**GIVEN EXERCISE:**
Give the lines running from the one containing "total-heading-row-0: Total: xyxy=(532,162,564,176)" through the one containing "bar-series-1-row-0 xyxy=(275,137,531,231)", both included, as a JSON list of strings with one string per line and blank lines omitted.

**GIVEN RECORDS:**

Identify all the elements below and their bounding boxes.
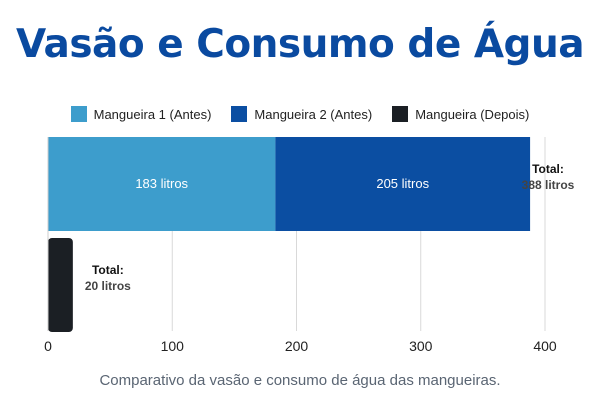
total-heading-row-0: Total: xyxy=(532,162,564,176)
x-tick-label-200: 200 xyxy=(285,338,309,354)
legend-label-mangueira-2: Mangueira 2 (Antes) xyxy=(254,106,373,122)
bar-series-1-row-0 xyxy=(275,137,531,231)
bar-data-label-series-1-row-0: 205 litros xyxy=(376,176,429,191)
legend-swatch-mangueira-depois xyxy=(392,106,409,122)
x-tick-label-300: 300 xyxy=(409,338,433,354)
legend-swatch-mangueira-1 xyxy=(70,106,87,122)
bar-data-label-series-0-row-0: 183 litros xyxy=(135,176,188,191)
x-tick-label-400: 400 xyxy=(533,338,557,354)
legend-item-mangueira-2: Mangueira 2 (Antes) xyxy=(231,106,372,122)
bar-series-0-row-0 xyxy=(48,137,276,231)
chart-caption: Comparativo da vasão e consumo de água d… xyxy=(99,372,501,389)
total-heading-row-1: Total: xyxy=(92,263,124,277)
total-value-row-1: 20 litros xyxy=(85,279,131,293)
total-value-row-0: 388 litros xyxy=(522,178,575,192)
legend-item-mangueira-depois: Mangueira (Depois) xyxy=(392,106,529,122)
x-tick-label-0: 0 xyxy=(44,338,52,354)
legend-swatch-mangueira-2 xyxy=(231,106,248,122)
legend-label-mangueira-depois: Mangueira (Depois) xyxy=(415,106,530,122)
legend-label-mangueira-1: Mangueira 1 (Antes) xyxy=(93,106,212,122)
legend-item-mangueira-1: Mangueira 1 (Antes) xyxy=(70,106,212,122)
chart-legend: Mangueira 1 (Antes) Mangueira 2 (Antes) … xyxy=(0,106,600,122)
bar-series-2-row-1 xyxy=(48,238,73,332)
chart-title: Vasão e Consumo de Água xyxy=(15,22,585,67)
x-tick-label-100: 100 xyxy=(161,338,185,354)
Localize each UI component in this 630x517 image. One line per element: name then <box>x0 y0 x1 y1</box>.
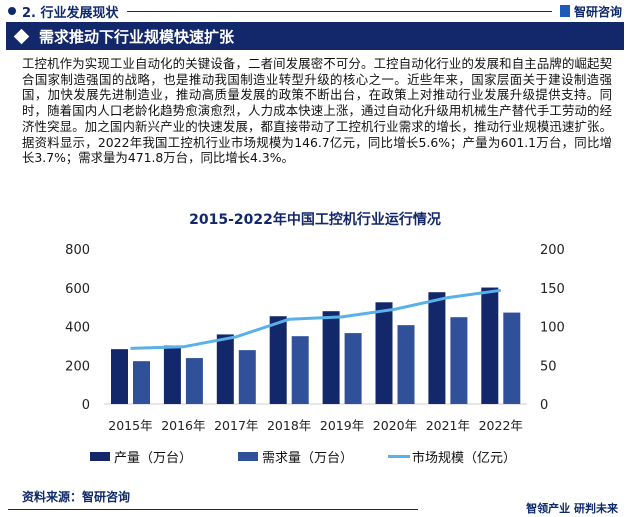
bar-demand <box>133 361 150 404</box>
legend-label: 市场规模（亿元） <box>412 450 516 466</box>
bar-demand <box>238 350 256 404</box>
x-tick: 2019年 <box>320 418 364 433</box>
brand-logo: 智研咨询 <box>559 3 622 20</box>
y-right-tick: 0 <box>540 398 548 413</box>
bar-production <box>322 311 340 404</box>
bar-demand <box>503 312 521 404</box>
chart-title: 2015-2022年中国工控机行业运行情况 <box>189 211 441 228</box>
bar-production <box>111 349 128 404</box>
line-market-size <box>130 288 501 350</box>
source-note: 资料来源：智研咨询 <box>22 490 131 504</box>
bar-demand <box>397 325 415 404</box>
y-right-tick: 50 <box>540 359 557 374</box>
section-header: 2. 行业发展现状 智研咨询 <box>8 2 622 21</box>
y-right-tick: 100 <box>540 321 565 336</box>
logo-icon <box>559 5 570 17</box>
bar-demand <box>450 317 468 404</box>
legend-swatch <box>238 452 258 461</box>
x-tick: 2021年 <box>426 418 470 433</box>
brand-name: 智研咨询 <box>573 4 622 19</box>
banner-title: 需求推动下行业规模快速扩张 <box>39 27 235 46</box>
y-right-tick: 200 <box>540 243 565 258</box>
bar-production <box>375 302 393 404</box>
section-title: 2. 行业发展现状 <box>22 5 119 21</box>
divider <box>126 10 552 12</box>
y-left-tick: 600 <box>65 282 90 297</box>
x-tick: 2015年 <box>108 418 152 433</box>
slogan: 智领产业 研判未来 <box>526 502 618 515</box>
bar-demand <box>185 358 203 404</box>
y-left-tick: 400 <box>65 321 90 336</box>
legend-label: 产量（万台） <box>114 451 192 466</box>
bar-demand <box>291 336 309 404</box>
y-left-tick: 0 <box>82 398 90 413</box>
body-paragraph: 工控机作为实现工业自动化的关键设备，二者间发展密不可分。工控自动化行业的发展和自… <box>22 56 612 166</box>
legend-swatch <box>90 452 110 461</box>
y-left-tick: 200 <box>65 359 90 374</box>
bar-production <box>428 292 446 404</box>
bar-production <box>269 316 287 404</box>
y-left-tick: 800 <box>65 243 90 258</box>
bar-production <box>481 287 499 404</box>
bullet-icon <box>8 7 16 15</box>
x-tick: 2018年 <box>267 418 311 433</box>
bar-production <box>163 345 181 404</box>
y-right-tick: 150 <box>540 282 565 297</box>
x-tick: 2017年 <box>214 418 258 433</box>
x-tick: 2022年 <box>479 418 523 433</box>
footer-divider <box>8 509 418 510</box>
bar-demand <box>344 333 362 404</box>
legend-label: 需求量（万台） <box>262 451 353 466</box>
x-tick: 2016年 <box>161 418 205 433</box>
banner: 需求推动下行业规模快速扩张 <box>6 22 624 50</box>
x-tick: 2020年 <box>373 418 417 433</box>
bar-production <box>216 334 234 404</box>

**RESULT OF THIS EXERCISE:**
[
  "total-heading-row-0: Total: xyxy=(532,162,564,176)",
  "x-tick-label-200: 200 xyxy=(285,338,309,354)",
  "legend-label-mangueira-2: Mangueira 2 (Antes) xyxy=(254,106,373,122)",
  "bar-series-1-row-0 xyxy=(275,137,531,231)"
]